BEGIN Provided material
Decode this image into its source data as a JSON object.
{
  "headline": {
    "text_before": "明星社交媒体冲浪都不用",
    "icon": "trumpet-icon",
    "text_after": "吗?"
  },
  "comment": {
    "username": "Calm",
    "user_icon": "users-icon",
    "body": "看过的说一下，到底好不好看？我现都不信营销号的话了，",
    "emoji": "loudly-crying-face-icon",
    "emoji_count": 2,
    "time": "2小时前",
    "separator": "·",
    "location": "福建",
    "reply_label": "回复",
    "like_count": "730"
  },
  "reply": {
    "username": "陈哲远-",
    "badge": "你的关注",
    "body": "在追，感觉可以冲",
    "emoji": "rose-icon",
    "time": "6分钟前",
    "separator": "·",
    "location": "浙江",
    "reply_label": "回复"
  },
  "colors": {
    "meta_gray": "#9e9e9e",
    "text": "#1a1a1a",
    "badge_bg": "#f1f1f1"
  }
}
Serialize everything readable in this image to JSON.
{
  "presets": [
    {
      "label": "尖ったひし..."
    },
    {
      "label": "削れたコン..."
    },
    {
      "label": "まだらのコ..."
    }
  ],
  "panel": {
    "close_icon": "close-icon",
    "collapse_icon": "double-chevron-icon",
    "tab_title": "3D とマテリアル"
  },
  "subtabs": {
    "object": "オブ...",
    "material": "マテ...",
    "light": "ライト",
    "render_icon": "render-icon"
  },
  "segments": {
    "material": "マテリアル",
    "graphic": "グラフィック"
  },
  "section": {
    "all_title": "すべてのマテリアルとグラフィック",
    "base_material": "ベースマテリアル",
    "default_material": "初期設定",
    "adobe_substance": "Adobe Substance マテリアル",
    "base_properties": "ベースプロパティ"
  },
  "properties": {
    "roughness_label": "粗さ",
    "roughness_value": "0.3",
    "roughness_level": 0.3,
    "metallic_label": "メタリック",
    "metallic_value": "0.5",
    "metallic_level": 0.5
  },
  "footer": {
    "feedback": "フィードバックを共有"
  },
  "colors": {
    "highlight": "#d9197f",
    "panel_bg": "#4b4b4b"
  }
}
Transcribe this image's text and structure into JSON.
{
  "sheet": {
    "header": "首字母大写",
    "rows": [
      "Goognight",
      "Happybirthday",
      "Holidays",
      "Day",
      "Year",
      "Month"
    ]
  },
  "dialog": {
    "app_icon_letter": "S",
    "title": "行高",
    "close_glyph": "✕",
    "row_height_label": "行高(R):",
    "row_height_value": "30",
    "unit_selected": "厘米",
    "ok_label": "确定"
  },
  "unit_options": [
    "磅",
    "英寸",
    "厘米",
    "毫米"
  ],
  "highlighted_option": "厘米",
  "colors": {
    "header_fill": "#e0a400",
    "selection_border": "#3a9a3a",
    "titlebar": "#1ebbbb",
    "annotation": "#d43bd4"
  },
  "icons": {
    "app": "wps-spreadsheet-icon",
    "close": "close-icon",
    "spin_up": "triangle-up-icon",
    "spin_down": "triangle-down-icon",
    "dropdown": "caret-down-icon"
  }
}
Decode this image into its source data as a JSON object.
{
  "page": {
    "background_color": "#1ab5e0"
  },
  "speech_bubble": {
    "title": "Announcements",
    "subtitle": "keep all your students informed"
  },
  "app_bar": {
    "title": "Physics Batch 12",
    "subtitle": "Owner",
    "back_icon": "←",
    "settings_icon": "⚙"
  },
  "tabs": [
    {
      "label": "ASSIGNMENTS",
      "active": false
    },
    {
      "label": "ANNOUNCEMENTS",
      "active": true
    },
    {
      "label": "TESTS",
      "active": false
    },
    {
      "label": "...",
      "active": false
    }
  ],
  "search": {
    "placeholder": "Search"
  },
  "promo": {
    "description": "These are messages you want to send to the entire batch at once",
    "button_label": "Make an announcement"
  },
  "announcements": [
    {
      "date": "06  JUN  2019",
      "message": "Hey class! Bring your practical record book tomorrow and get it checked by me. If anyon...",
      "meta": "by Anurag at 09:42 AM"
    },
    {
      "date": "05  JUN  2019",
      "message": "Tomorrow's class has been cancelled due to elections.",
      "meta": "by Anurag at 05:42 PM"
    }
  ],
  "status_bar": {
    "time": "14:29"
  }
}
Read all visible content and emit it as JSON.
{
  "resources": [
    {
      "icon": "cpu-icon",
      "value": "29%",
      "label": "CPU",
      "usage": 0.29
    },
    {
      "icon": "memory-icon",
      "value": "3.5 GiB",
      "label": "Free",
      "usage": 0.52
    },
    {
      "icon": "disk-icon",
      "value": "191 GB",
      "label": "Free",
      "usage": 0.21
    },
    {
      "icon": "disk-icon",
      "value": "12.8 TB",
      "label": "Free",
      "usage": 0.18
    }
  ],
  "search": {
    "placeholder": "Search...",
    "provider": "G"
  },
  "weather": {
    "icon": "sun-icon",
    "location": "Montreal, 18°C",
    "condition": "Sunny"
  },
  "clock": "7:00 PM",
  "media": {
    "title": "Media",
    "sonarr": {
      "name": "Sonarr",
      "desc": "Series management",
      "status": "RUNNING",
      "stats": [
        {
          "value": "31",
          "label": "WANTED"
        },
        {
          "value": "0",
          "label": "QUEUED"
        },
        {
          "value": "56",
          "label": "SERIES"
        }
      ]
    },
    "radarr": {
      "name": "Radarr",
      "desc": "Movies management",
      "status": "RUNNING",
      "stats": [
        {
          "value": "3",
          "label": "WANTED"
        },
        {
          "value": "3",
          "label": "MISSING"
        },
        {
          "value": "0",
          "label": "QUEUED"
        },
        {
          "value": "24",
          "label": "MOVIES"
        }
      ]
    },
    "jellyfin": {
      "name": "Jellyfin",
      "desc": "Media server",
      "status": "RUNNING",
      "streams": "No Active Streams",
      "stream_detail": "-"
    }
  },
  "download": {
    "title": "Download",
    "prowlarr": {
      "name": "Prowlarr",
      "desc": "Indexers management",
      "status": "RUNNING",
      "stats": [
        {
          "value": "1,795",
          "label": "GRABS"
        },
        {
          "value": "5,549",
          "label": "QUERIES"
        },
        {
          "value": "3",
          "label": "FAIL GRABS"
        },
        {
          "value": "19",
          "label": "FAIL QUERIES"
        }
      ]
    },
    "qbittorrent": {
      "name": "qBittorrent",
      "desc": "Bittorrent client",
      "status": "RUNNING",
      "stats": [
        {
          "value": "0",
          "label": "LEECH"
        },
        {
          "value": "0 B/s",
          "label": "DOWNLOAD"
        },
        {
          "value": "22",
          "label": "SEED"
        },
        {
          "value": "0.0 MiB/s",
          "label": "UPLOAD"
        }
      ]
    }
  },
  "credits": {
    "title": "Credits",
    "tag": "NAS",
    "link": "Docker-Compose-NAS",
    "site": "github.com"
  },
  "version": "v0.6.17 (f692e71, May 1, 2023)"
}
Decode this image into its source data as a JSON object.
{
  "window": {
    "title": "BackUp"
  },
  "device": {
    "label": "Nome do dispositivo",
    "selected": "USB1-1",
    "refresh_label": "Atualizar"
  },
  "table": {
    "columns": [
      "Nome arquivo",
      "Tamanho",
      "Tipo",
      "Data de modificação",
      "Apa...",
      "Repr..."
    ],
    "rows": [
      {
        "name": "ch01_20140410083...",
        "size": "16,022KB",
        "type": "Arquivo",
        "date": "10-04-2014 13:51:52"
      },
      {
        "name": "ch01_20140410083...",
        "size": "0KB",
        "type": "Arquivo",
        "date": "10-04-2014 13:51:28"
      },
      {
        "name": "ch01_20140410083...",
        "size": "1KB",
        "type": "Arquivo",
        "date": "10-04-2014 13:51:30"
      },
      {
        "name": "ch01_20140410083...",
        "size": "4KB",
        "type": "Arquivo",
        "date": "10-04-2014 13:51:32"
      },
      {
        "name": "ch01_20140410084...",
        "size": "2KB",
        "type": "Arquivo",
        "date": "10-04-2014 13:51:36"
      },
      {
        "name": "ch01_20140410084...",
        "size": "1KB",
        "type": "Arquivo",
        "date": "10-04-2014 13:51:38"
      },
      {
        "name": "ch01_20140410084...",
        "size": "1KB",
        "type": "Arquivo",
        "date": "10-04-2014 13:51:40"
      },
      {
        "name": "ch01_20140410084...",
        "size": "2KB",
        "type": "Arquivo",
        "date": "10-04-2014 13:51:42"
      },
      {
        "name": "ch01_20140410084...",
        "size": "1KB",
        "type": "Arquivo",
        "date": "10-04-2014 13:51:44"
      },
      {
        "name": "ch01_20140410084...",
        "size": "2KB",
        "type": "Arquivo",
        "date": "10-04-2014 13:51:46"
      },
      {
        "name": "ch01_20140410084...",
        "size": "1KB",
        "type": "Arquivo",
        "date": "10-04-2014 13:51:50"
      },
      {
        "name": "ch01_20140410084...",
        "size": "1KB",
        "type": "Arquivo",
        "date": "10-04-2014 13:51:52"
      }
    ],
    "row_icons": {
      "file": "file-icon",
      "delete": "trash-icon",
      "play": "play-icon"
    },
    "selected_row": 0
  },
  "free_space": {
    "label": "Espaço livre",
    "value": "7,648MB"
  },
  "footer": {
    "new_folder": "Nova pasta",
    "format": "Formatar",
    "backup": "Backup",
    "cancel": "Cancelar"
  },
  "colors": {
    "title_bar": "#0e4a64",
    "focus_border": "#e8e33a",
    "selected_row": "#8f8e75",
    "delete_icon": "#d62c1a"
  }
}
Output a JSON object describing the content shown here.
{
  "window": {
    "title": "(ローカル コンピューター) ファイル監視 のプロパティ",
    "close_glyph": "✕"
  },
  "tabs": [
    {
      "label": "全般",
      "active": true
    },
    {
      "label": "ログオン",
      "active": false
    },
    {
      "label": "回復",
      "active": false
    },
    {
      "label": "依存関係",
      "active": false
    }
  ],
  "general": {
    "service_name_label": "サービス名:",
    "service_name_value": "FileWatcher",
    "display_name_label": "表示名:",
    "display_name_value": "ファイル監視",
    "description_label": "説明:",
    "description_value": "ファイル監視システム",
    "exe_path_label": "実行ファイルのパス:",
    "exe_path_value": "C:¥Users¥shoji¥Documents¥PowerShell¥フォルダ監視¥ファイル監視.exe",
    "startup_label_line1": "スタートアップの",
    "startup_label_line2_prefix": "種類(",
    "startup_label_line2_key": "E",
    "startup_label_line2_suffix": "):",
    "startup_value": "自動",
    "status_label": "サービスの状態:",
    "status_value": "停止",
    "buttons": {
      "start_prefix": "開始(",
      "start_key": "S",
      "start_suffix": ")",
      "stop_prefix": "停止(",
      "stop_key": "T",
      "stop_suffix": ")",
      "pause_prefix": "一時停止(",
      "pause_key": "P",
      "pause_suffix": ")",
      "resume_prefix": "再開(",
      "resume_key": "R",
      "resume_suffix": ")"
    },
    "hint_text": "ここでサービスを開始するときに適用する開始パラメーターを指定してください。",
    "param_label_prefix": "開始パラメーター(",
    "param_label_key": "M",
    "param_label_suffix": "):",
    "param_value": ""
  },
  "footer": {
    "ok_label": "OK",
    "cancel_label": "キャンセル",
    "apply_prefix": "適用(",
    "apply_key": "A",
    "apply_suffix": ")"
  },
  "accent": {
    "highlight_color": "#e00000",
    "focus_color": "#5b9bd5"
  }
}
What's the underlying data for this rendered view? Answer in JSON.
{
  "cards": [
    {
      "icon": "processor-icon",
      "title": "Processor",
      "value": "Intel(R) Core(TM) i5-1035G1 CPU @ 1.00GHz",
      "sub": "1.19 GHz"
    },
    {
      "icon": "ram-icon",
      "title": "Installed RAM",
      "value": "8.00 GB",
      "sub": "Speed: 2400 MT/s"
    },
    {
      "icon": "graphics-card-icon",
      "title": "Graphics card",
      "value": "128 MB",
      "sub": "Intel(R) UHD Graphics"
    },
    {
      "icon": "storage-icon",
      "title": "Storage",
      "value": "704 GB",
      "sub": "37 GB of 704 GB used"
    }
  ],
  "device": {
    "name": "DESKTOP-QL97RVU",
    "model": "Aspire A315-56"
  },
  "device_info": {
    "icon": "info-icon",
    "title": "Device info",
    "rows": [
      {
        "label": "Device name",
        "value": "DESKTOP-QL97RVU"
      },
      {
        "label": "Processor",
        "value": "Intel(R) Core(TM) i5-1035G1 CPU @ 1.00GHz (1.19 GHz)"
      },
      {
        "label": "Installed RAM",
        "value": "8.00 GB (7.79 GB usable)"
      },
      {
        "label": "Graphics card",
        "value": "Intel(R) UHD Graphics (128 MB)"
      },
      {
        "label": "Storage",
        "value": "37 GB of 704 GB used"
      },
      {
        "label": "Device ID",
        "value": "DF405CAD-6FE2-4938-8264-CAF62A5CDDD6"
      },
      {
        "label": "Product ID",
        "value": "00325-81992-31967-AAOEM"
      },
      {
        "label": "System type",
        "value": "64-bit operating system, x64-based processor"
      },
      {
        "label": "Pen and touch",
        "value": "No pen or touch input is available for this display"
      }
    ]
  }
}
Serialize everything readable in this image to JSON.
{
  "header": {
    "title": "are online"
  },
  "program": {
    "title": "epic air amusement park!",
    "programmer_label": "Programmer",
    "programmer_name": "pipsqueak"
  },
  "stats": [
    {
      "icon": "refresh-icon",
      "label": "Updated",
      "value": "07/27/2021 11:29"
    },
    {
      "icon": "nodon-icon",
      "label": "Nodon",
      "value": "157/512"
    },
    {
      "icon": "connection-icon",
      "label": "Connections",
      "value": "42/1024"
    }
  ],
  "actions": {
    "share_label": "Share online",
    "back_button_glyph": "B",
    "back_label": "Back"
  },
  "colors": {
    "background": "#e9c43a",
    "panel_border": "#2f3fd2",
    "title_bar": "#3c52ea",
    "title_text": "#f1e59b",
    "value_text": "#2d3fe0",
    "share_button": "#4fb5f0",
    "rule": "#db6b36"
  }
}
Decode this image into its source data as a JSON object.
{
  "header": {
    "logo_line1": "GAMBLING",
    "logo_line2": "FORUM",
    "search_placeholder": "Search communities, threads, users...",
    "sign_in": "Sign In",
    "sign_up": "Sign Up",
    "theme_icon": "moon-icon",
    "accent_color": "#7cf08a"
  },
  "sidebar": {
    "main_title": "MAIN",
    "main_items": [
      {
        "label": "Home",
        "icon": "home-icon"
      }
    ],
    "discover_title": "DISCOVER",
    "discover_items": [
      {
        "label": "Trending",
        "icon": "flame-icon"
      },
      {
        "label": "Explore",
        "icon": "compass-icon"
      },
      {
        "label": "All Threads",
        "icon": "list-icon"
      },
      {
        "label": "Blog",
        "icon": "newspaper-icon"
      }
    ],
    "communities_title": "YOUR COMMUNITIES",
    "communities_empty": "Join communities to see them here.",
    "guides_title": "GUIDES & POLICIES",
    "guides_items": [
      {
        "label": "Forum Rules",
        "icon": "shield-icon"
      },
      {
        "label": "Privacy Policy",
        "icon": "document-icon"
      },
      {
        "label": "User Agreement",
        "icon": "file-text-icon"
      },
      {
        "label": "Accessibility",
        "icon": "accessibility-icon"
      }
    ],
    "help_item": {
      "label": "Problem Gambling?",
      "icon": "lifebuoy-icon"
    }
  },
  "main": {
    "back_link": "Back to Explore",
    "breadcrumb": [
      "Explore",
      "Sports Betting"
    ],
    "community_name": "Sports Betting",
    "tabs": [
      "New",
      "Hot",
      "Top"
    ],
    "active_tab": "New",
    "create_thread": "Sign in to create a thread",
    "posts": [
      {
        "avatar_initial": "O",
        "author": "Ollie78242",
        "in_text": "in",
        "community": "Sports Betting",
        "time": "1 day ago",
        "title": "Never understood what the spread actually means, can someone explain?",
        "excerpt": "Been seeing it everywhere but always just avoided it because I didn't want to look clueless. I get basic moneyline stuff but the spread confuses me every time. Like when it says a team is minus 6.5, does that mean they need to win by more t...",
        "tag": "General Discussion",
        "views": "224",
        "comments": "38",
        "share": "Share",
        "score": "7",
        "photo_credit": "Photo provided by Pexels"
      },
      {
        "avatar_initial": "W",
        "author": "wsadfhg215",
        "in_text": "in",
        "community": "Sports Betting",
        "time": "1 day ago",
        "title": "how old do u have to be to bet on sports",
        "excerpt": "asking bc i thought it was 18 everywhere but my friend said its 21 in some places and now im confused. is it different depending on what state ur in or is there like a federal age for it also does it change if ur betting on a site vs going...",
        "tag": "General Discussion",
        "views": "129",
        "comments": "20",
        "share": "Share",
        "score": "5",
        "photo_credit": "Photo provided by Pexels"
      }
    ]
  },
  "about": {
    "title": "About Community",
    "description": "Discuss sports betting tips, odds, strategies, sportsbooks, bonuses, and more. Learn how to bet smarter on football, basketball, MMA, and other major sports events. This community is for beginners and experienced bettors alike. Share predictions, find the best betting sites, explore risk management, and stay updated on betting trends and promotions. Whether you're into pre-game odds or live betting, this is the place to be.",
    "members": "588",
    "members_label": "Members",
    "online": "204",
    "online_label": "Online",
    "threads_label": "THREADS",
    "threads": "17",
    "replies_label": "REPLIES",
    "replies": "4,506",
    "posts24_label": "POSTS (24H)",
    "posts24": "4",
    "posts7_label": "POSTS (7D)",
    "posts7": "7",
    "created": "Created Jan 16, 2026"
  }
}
END Provided material
### Exercise
Reproduce every line of the listing above in which the string "Intel" appears.

### Reply
      "value": "Intel(R) Core(TM) i5-1035G1 CPU @ 1.00GHz",
      "sub": "Intel(R) UHD Graphics"
        "value": "Intel(R) Core(TM) i5-1035G1 CPU @ 1.00GHz (1.19 GHz)"
        "value": "Intel(R) UHD Graphics (128 MB)"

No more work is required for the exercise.